DATA SUPPLIED -
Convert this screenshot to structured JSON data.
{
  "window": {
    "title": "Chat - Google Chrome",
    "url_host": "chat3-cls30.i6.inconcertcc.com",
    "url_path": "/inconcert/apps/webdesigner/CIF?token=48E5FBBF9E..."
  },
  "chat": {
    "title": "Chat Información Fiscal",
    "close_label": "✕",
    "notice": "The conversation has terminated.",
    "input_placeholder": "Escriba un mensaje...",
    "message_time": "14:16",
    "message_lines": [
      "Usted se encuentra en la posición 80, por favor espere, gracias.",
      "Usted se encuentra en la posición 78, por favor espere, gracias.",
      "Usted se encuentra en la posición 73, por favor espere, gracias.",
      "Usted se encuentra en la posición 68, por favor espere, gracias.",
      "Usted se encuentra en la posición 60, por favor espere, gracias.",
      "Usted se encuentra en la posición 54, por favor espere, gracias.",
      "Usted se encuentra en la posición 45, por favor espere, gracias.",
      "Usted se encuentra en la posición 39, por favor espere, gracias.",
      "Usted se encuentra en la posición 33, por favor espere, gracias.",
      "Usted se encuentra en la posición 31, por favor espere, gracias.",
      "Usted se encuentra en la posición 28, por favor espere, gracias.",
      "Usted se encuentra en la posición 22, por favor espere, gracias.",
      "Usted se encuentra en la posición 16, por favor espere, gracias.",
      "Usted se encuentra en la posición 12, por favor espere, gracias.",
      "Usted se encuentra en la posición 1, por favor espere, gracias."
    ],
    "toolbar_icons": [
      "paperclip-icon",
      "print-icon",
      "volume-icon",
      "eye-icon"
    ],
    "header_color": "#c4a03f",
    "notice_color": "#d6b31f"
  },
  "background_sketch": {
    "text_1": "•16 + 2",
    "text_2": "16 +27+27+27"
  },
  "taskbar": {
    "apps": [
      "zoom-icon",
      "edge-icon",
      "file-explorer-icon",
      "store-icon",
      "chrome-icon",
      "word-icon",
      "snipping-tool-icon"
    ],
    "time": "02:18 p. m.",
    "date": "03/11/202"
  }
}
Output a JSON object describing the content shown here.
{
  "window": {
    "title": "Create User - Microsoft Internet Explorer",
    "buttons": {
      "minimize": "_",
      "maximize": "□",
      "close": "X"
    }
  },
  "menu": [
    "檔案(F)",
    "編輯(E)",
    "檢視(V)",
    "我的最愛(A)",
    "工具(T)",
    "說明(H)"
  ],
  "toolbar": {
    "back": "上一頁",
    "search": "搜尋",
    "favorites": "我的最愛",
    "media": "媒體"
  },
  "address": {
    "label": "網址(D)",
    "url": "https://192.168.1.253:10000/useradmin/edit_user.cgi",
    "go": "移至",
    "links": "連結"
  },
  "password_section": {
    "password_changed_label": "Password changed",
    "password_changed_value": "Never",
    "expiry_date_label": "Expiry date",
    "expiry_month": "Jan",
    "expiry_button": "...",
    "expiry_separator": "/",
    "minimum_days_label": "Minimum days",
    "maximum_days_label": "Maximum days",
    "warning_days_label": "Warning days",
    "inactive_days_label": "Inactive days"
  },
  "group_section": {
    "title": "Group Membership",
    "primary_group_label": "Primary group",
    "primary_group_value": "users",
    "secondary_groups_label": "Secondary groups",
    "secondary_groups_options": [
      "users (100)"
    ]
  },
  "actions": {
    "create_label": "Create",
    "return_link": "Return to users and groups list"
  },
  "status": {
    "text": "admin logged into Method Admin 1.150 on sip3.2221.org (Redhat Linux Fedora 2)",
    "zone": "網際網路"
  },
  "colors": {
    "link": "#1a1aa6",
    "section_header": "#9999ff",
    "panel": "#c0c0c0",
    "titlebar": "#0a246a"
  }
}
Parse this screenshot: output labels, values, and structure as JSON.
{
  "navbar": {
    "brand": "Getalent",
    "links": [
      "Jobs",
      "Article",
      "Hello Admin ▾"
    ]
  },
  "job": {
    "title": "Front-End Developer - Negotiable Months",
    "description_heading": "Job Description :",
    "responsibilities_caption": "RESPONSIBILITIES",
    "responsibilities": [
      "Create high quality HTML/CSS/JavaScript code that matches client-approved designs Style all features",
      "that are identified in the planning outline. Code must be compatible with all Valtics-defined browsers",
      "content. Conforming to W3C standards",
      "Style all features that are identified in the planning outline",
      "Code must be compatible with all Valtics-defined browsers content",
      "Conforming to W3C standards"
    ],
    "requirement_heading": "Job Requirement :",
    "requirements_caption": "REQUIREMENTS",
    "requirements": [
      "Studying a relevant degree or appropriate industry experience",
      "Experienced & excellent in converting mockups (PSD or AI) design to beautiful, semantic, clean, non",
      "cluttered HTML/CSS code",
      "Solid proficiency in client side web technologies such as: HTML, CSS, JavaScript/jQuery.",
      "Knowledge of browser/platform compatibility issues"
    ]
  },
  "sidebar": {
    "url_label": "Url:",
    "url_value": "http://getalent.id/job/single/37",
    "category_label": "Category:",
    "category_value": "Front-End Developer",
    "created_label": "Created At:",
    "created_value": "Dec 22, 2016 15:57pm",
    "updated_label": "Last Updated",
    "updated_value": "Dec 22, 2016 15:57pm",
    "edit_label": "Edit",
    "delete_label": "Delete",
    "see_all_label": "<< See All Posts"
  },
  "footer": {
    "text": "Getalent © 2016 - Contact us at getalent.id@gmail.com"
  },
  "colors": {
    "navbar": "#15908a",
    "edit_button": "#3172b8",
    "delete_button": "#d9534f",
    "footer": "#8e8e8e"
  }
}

WHAT IS BEING ASKED - Gather all lines with the string "JSON" from the data.

OUTPUT FOR THIS TASK -
Convert this screenshot to structured JSON data.
Output a JSON object describing the content shown here.
Parse this screenshot: output labels, values, and structure as JSON.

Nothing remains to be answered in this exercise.